Dumplings are usually the present during the New Year. Another similar food present is xiao long bao (小笼包), a steamed bun. The bun is one of popular foods in China, especially in the Jiangnan (江南) and Shanghai (上海) province. The steamed bun has a thin outside layer skin made of flour with pork on the inside. The traditional form of eating xiao long bao is to scoop it into a round spoon. After eating the xiao long bao, drink the soup from the bowl that comes from the fat of the steamed pork. The rest is often eaten with grape vinegar. This steamed bun is usually served in a xiao long (小笼), a small bamboo basket, giving the dish its name.

“I eat xiao long bao a lot,” said Westin Yang, another eighth grade student, “I love the taste! The blend of the skin and the rich, freshly cooked pork against my tongue makes xiao long bao my favorite food.”

Gongbao jiding(宫保鸡丁) is another dish that often has its place on the dinner table. It is also famously known in America by the name of Kung Pao chicken.

Gongbao Jiding originated in Sichuan(四川), China; known for their spicy food. Kung Pao came about, after the dish was Americanized in Chinese restaurants into a mild dish that did not use ingredients native to China.  

Gongbao Jiding has an interesting backstory. This dish is believed to be named after Ding Baozhen (丁宝桢), royalty of the Sichuan province. Baozhen loved this dish so much, the people decided to name the dish after him. Because Baozhen had the title of gongbao, the dish was named Gongbao Jiding which means chicken.

“I eat Gongbao Jiding a lot, since my mom is from Sichuan province, but I never knew this interesting story about the name of this dish,” said Adrian, a citizen of Herndon.

Xiao long bao and Gongbao Jiding are the main courses often found on authentic, Chinese menus; Chinese cuisine also has deserts that are mouthwatering. Just like Gongbao Jiding, tang yuan(汤圆) is an iconic name. Tang yuan’s special name was given during the Ming Dynasty. The official name in northern China is yuan xiao(元宵), which comes from Yuan Xiao festival. Yuan xiao’s literal meaning is first evening. This is referring to the first full moon after Chinese New Year, when this dish is often consumed.

In southern China, yuan xiao is referred to the more common tang yuan. Legend has it, that Yuan Shikai(袁世凱), a Chinese emperor, didn’t like the name yuan xiao, because it sounded identical to remove yuan. As a result, he gave orders to change the name to tang yuan, which literally means sweet dumplings, and it lives up to its definition.

Tang yuan has a white outer ball, made from flour, and a sweet. filling inside. The filling can be a variety of different ingredients, but the most common is sesame paste. The little dough balls are white and float in warm sweetwater. They are eaten by scooping them up with spoons and then bitten through a chewy skin to create a rush of sweet, delicate sesame paste.

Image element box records
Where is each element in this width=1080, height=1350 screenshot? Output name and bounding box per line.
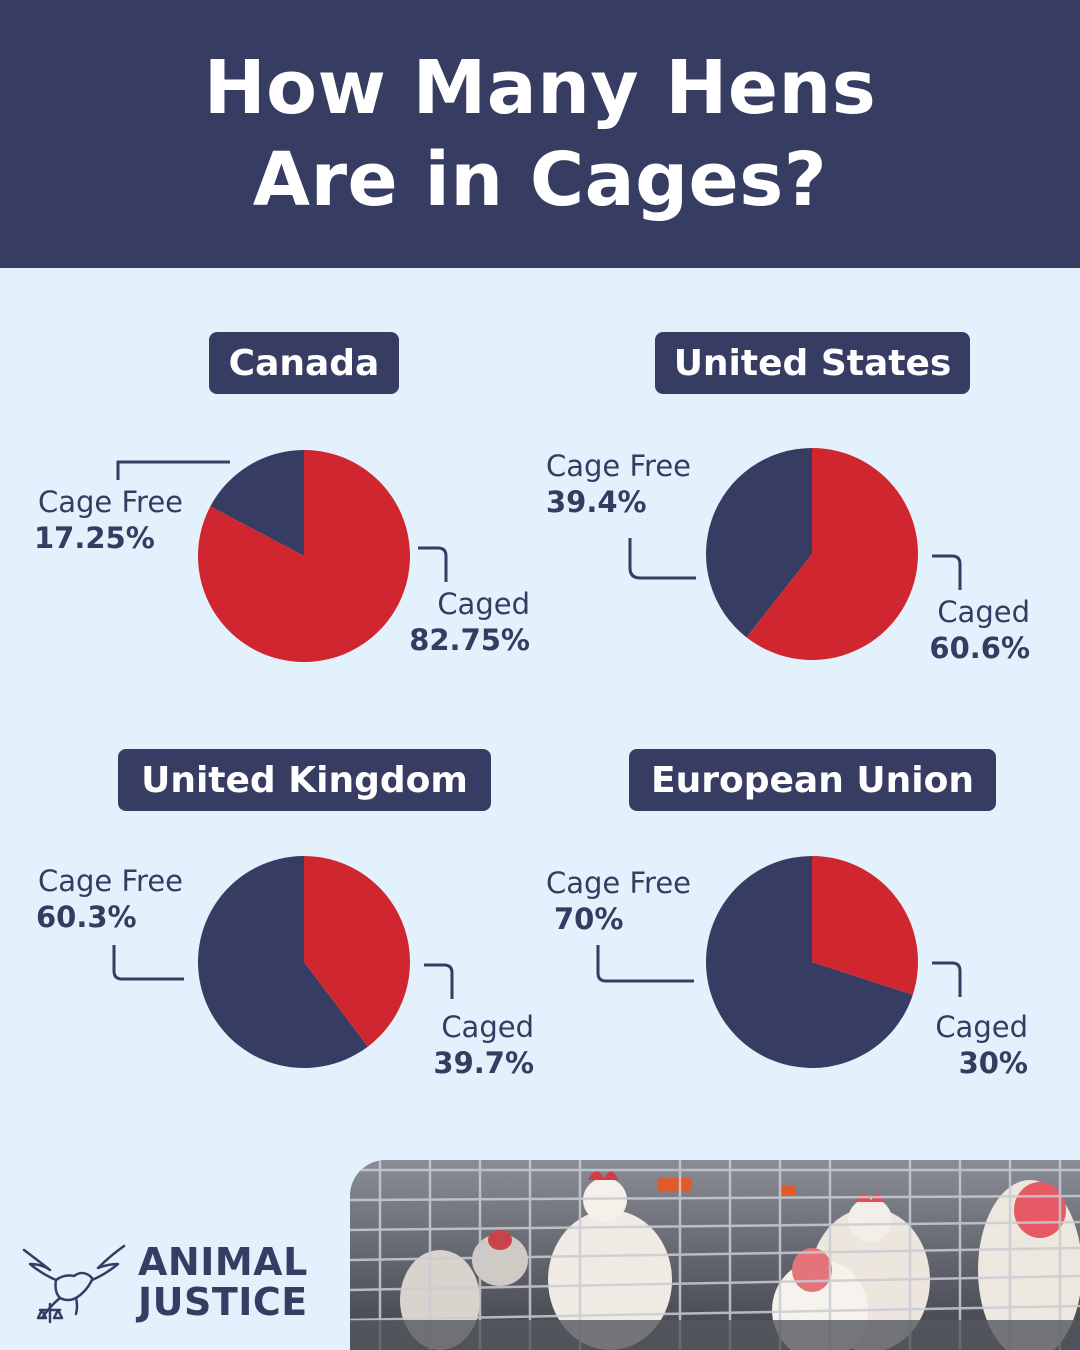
title-line-1: How Many Hens [203,45,877,131]
pie-chart-canada [116,450,448,662]
chart-title-united-states: United States [655,332,970,394]
slice-value: 30% [958,1046,1028,1080]
caged-hens-illustration [350,1160,1080,1350]
pie-slice-caged [746,448,918,660]
chart-united-states: United States Cage Free 39.4% Caged 60.6… [540,332,1080,752]
page-title: How Many Hens Are in Cages? [204,42,877,226]
chart-title-united-kingdom: United Kingdom [118,749,491,811]
slice-label: Cage Free [546,866,692,900]
leader-line-caged [424,963,454,999]
title-line-2: Are in Cages? [252,137,828,223]
caged-hens-photo [350,1160,1080,1350]
cage-wire-grid [350,1160,1080,1350]
brand-line-2: JUSTICE [138,1280,308,1324]
label-caged-united-states: Caged 60.6% [900,594,1030,666]
slice-value: 82.75% [409,623,530,657]
label-cage-free-canada: Cage Free 17.25% [34,484,184,556]
chart-united-kingdom: United Kingdom Cage Free 60.3% Caged 39.… [0,749,540,1169]
slice-value: 39.7% [433,1046,534,1080]
slice-label: Caged [437,587,530,621]
slice-value: 60.3% [36,900,137,934]
brand-line-1: ANIMAL [138,1240,308,1284]
brand-name: ANIMAL JUSTICE [138,1242,308,1322]
pie-slice-caged [198,450,410,662]
label-caged-european-union: Caged 30% [900,1009,1028,1081]
slice-value: 39.4% [546,485,647,519]
label-caged-united-kingdom: Caged 39.7% [404,1009,534,1081]
leader-line-caged [932,554,962,590]
dove-scales-icon [22,1244,126,1324]
chart-title-canada: Canada [209,332,399,394]
leader-line-cage-free [116,460,230,480]
leader-line-cage-free [596,945,694,983]
leader-line-caged [932,961,962,997]
label-caged-canada: Caged 82.75% [400,586,530,658]
animal-justice-logo: ANIMAL JUSTICE [20,1240,320,1330]
slice-value: 17.25% [34,521,155,555]
label-cage-free-european-union: Cage Free 70% [546,865,691,937]
pie-slice-cage-free [197,856,368,1068]
chart-canada: Canada Cage Free 17.25% Caged 82.75% [0,332,540,752]
slice-label: Cage Free [38,485,184,519]
pie-slice-cage-free [706,856,913,1068]
pie-slice-caged [304,856,410,1047]
label-cage-free-united-states: Cage Free 39.4% [546,448,691,520]
pie-slice-cage-free [705,448,812,638]
slice-label: Cage Free [546,449,692,483]
pie-slice-caged [812,856,918,995]
label-cage-free-united-kingdom: Cage Free 60.3% [36,863,184,935]
chart-european-union: European Union Cage Free 70% Caged 30% [540,749,1080,1169]
slice-label: Cage Free [38,864,184,898]
slice-label: Caged [935,1010,1028,1044]
slice-value: 70% [554,902,624,936]
slice-value: 60.6% [929,631,1030,665]
slice-label: Caged [441,1010,534,1044]
pie-chart-united-states [628,448,962,660]
pie-slice-cage-free [210,450,304,556]
leader-line-cage-free [112,945,184,981]
leader-line-caged [418,546,448,582]
pie-chart-united-kingdom [112,856,454,1068]
leader-line-cage-free [628,538,696,580]
header-banner: How Many Hens Are in Cages? [0,0,1080,268]
slice-label: Caged [937,595,1030,629]
pie-chart-european-union [596,856,962,1068]
chart-title-european-union: European Union [629,749,996,811]
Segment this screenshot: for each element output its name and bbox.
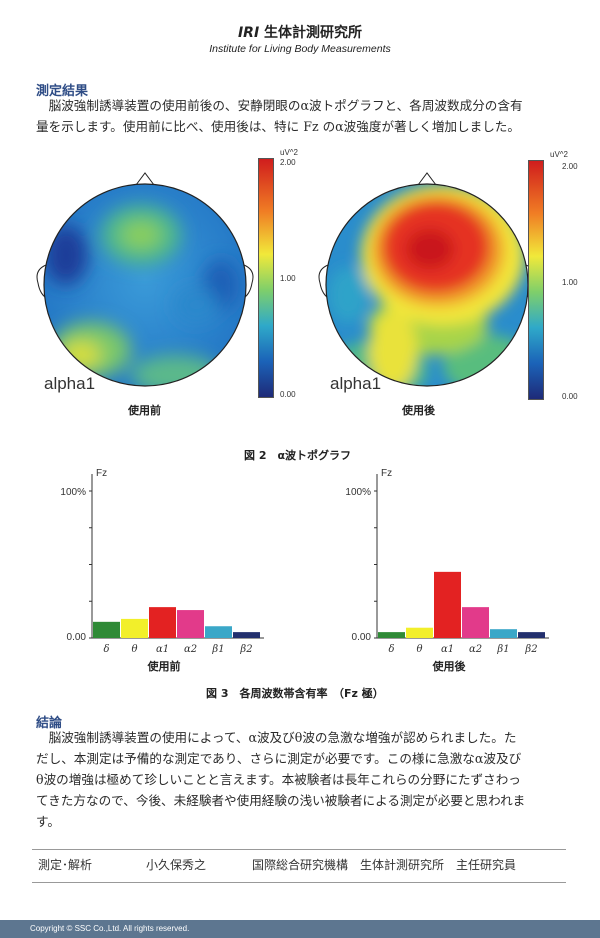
conclusion-line: θ波の増強は極めて珍しいことと言えます。本被験者は長年これらの分野にたずさわっ: [36, 772, 521, 787]
topograph-label: alpha1: [44, 374, 96, 393]
x-tick-label: α1: [441, 644, 454, 655]
colorbar-tick: 2.00: [562, 162, 578, 171]
signature-affiliation: 国際総合研究機構 生体計測研究所 主任研究員: [252, 858, 517, 872]
divider: [32, 882, 566, 883]
x-tick-label: β2: [239, 644, 252, 655]
topograph-caption: 使用後: [402, 404, 435, 417]
chart-title: 使用前: [147, 659, 181, 673]
x-tick-label: β1: [211, 644, 224, 655]
divider: [32, 849, 566, 850]
document-header: IRI 生体計測研究所 Institute for Living Body Me…: [0, 22, 600, 55]
topograph-after: [318, 165, 536, 395]
colorbar-unit: uV^2: [550, 150, 568, 159]
results-heading: 測定結果: [36, 84, 89, 99]
bar-2: [434, 571, 461, 638]
chart-title: 使用後: [432, 659, 467, 673]
bar-chart-before: Fz 100% 0.00 δ θ α1 α2 β1 β2 使用前: [50, 466, 280, 673]
x-tick-label: α1: [156, 644, 169, 655]
y-axis-label: Fz: [96, 468, 107, 479]
bar-5: [518, 632, 545, 638]
y-axis-label: Fz: [381, 468, 392, 479]
bar-3: [177, 610, 204, 638]
bar-chart-svg: Fz 100% 0.00 δ θ α1 α2 β1 β2 使用後: [345, 468, 549, 673]
topograph-caption: 使用前: [128, 404, 161, 417]
colorbar-after: [528, 160, 544, 400]
bar-4: [205, 626, 232, 638]
colorbar-unit: uV^2: [280, 148, 298, 157]
x-tick-label: α2: [469, 644, 482, 655]
colorbar-tick: 2.00: [280, 158, 296, 167]
bar-5: [233, 632, 260, 638]
bar-0: [93, 621, 120, 638]
y-tick-label: 100%: [60, 487, 86, 498]
conclusion-line: す。: [36, 814, 60, 829]
y-tick-label: 100%: [345, 487, 371, 498]
x-tick-label: θ: [416, 644, 422, 655]
bar-4: [490, 629, 517, 638]
org-name: 生体計測研究所: [264, 25, 363, 41]
bar-1: [406, 627, 433, 638]
topograph-before: [36, 165, 254, 395]
footer-bar: Copyright © SSC Co.,Ltd. All rights rese…: [0, 920, 600, 938]
conclusion-line: てきた方なので、今後、未経験者や使用経験の浅い被験者による測定が必要と思われま: [36, 793, 526, 808]
x-tick-label: δ: [103, 644, 109, 655]
x-tick-label: δ: [388, 644, 394, 655]
results-line: 脳波強制誘導装置の使用前後の、安静閉眼のα波トポグラフと、各周波数成分の含有: [36, 98, 523, 113]
signature-name: 小久保秀之: [146, 858, 207, 872]
colorbar-tick: 0.00: [280, 390, 296, 399]
y-tick-label: 0.00: [67, 632, 87, 643]
x-tick-label: β2: [524, 644, 537, 655]
conclusion-line: だし、本測定は予備的な測定であり、さらに測定が必要です。この様に急激なα波及び: [36, 751, 522, 766]
colorbar-tick: 1.00: [280, 274, 296, 283]
figure2-caption: 図 2 α波トポグラフ: [244, 449, 352, 462]
conclusion-heading: 結論: [36, 716, 63, 731]
bar-chart-svg: Fz 100% 0.00 δ θ α1 α2 β1 β2 使用前: [60, 468, 264, 673]
figure3-caption: 図 3 各周波数帯含有率 （Fz 極）: [206, 687, 384, 700]
x-tick-label: α2: [184, 644, 197, 655]
colorbar-before: [258, 158, 274, 398]
org-title: IRI 生体計測研究所: [0, 22, 600, 42]
bar-0: [378, 632, 405, 638]
conclusion-paragraph: 脳波強制誘導装置の使用によって、α波及びθ波の急激な増強が認められました。た だ…: [36, 727, 576, 832]
bar-2: [149, 607, 176, 638]
org-abbrev: IRI: [237, 25, 260, 41]
colorbar-tick: 0.00: [562, 392, 578, 401]
y-tick-label: 0.00: [352, 632, 372, 643]
copyright-text: Copyright © SSC Co.,Ltd. All rights rese…: [30, 924, 190, 933]
bar-3: [462, 607, 489, 638]
topograph-label: alpha1: [330, 374, 382, 393]
results-paragraph: 脳波強制誘導装置の使用前後の、安静閉眼のα波トポグラフと、各周波数成分の含有 量…: [36, 95, 576, 137]
org-english-name: Institute for Living Body Measurements: [209, 43, 391, 55]
results-line: 量を示します。使用前に比べ、使用後は、特に Fz のα波強度が著しく増加しました…: [36, 119, 520, 134]
x-tick-label: θ: [131, 644, 137, 655]
conclusion-line: 脳波強制誘導装置の使用によって、α波及びθ波の急激な増強が認められました。た: [36, 730, 517, 745]
bar-chart-after: Fz 100% 0.00 δ θ α1 α2 β1 β2 使用後: [335, 466, 565, 673]
colorbar-tick: 1.00: [562, 278, 578, 287]
x-tick-label: β1: [496, 644, 509, 655]
signature-role: 測定･解析: [38, 858, 93, 872]
bar-1: [121, 618, 148, 638]
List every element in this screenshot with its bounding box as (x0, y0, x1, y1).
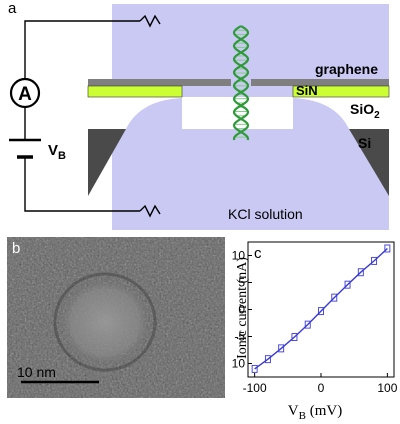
y-tick-label: 0 (238, 303, 245, 317)
iv-curve (254, 247, 388, 370)
sin-layer-left (87, 85, 183, 98)
panel-label-c: c (254, 245, 262, 262)
y-tick-label: -5 (234, 330, 245, 344)
dna-strand-1 (232, 25, 250, 141)
tem-image (7, 237, 225, 398)
x-tick-label: -100 (243, 381, 267, 395)
voltage-label: VB (48, 142, 66, 162)
graphene-layer-right (251, 79, 389, 86)
si-substrate-right (349, 129, 389, 196)
nanopore-rim (53, 272, 157, 372)
si-substrate-left (88, 129, 126, 196)
electrode-bottom (139, 204, 161, 218)
data-point (278, 344, 285, 353)
nanopore-schematic: A VB graphene SiN SiO2 Si KCl solution (9, 4, 390, 230)
x-tick-label: 0 (318, 381, 325, 395)
x-tick-label: 100 (377, 381, 397, 395)
y-tick-label: 5 (238, 276, 245, 290)
electrode-top (139, 14, 161, 28)
series-group (251, 244, 391, 373)
data-point (384, 244, 391, 253)
dna-strand-2 (232, 25, 250, 141)
circuit-wire (24, 20, 140, 79)
data-point (318, 307, 324, 316)
sin-layer-right (292, 85, 390, 98)
iv-chart: -10 -5 0 5 10 -100 0 100 c VB (mV) (232, 241, 398, 422)
x-axis-label: VB (mV) (288, 403, 342, 422)
si-label: Si (358, 135, 371, 151)
data-point (371, 256, 378, 265)
circuit-wire-bottom (24, 157, 140, 212)
sio2-label: SiO2 (350, 101, 380, 121)
y-tick-label: 10 (232, 249, 245, 263)
y-axis: -10 -5 0 5 10 (232, 249, 252, 371)
scale-bar-label: 10 nm (17, 364, 56, 380)
data-point (251, 364, 258, 373)
panel-label-b: b (12, 240, 21, 257)
panel-b: b 10 nm (7, 237, 225, 398)
ammeter-symbol: A (18, 84, 32, 105)
sio2-wall-left (126, 98, 182, 129)
data-point (291, 333, 298, 341)
data-point (344, 280, 351, 289)
data-point (304, 320, 311, 329)
nanopore (59, 278, 151, 366)
graphene-label: graphene (315, 61, 378, 77)
panel-label-a: a (8, 0, 17, 17)
panel-c: -10 -5 0 5 10 -100 0 100 c VB (mV) Ionic curre… (232, 237, 400, 424)
data-point (357, 268, 364, 277)
graphene-layer-left (88, 79, 231, 86)
x-axis: -100 0 100 (243, 373, 398, 395)
y-axis-label: Ionic current (nA) (235, 257, 250, 359)
y-tick-label: -10 (232, 357, 245, 371)
ammeter-icon (9, 77, 41, 109)
panel-a: a A VB graphene SiN (8, 0, 390, 230)
dna-helix-icon (232, 25, 250, 141)
data-point (331, 293, 338, 302)
data-point (264, 355, 271, 364)
sio2-wall-right (293, 98, 349, 129)
sin-label: SiN (296, 83, 318, 98)
kcl-solution-label: KCl solution (228, 206, 303, 222)
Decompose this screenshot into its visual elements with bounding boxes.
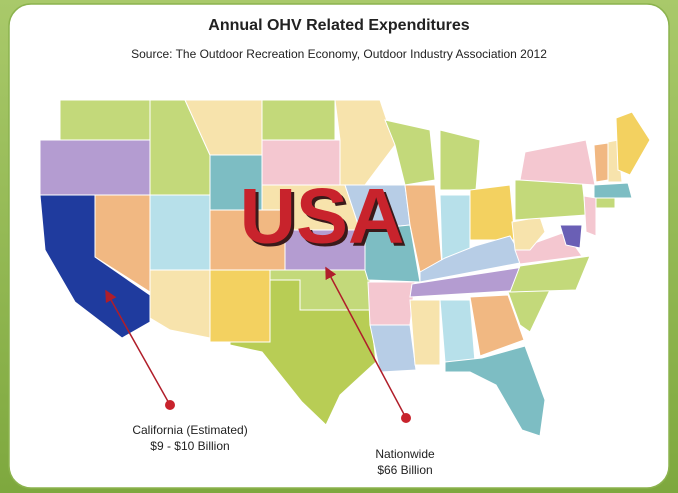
- annotation-label: Nationwide: [375, 447, 435, 461]
- annotation-value: $9 - $10 Billion: [150, 439, 229, 453]
- source: Source: The Outdoor Recreation Economy, …: [131, 47, 547, 61]
- nationwide-dot: [401, 413, 411, 423]
- map-label: USA: [240, 172, 405, 260]
- california-arrow: [105, 289, 171, 406]
- nationwide-arrow: [325, 266, 407, 419]
- annotation-value: $66 Billion: [377, 463, 432, 477]
- annotation-label: California (Estimated): [132, 423, 247, 437]
- title: Annual OHV Related Expenditures: [208, 17, 469, 34]
- california-dot: [165, 400, 175, 410]
- us-map: [39, 99, 651, 437]
- map-label-shadow: USA: [243, 175, 408, 263]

* TASK INSTRUCTIONS *
Answer these questions using the text on Chinese dishes:
1. What is the small bamboo basket that xiao long bao is served in called?
2. In which Chinese province did Gongbao Jiding originate?
3. What is the most common filling in tang yuan?

* FINISHED EXERCISE *
1. A xiao long (小笼)
2. Sichuan (四川)
3. Sesame paste